◆ **Фрагмент текста**:
Случалось и так, что молодой человек, днем более или менее успешно заседавший в восьмом классе Поливановской гимназии, вечером появлялся на эстраде, в штатском, с демоническими начесами, демонически возглашал:
— Окунемся в освежающие волны разврата!
Не так особенно он окунулся, и домашняя, довольно безобидная тогда была Москва, но так уж полагалось «устрашать» и «претерпевать за идею» а, пожалуй, только что получил двойку, но зачитываясь Бальмонтом и Брюсовым, готов был отдаться на растерзание «мещанству», лишь бы не быть «как все» и чем-то о себе заявить.
Когда Лизавета с Зиной влетали после чтения в ресторанный зал, вызывали они неблагосклонное шушуканье дам и сочувствие в мужчинах. Усиливалось это тем, что в городе говорили о тайном обществе козлорогов. Федюка бывал в клубе тоже, и как человек толстый, легкомысленный, не внушал доверия; а его считали гроссмейстером ордена, как Лизавету с Зиной — двумя «богородицами».
Общества, разумеется, никакого не было. Жила молодежь бойкой и веселой, может быть, и несколько распущенной жизнью, но обычной в возрасте этом: богемно, с бродяжничеством по кабачкам, романами и «выяснениями отношений», схождениями и расхождениями — а в общем, под крылышками папаш и мамаш, беззаботно, скорее всего, в духе Бронных и Козих, усовершенствованных «декадентством».
Но, конечно, нравилось являться в Кружок компанией человек в десять — все с желтыми цветами.
— Вот оно, тайное эротическое общество! — И в несуществующую «ложу» нарасхват стремились те, у кого желтых цветов не было (а как хотелось бы, чтоб были!).»

◆ **Данные для разбора**:
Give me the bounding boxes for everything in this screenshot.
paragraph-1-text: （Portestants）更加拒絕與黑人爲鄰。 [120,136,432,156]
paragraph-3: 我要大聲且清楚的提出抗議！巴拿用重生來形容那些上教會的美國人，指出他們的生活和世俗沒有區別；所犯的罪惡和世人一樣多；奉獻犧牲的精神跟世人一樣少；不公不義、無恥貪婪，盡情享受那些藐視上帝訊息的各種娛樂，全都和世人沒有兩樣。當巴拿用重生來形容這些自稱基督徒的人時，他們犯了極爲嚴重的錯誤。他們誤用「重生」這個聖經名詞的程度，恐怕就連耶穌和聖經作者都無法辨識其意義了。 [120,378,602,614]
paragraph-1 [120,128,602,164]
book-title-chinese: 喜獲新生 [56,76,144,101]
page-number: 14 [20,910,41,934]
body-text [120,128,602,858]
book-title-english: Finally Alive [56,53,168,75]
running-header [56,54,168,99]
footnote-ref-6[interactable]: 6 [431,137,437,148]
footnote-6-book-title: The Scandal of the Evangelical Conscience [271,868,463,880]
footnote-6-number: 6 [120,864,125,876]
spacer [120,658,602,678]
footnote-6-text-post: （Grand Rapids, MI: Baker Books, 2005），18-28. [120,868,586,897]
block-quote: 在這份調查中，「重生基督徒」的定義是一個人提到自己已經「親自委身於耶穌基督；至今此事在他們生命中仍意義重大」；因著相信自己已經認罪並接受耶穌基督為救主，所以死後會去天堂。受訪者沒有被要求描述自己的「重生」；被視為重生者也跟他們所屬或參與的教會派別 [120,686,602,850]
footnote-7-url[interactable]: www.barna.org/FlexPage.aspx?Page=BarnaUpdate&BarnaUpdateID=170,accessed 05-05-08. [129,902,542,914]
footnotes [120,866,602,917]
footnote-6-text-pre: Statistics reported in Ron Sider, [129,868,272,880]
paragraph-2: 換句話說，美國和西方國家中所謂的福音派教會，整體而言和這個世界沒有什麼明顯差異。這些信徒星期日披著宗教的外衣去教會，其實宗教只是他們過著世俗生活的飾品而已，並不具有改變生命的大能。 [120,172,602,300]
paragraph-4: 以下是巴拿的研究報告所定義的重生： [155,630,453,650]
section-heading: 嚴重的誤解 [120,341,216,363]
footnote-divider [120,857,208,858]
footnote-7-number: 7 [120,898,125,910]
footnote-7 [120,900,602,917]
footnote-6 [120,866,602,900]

◆ **Задание**:
Кем, согласно фрагменту текста, считали Федюку? Записи взяты из другого источника.

◆ **Ответ**:
Гроссмейстером ордена.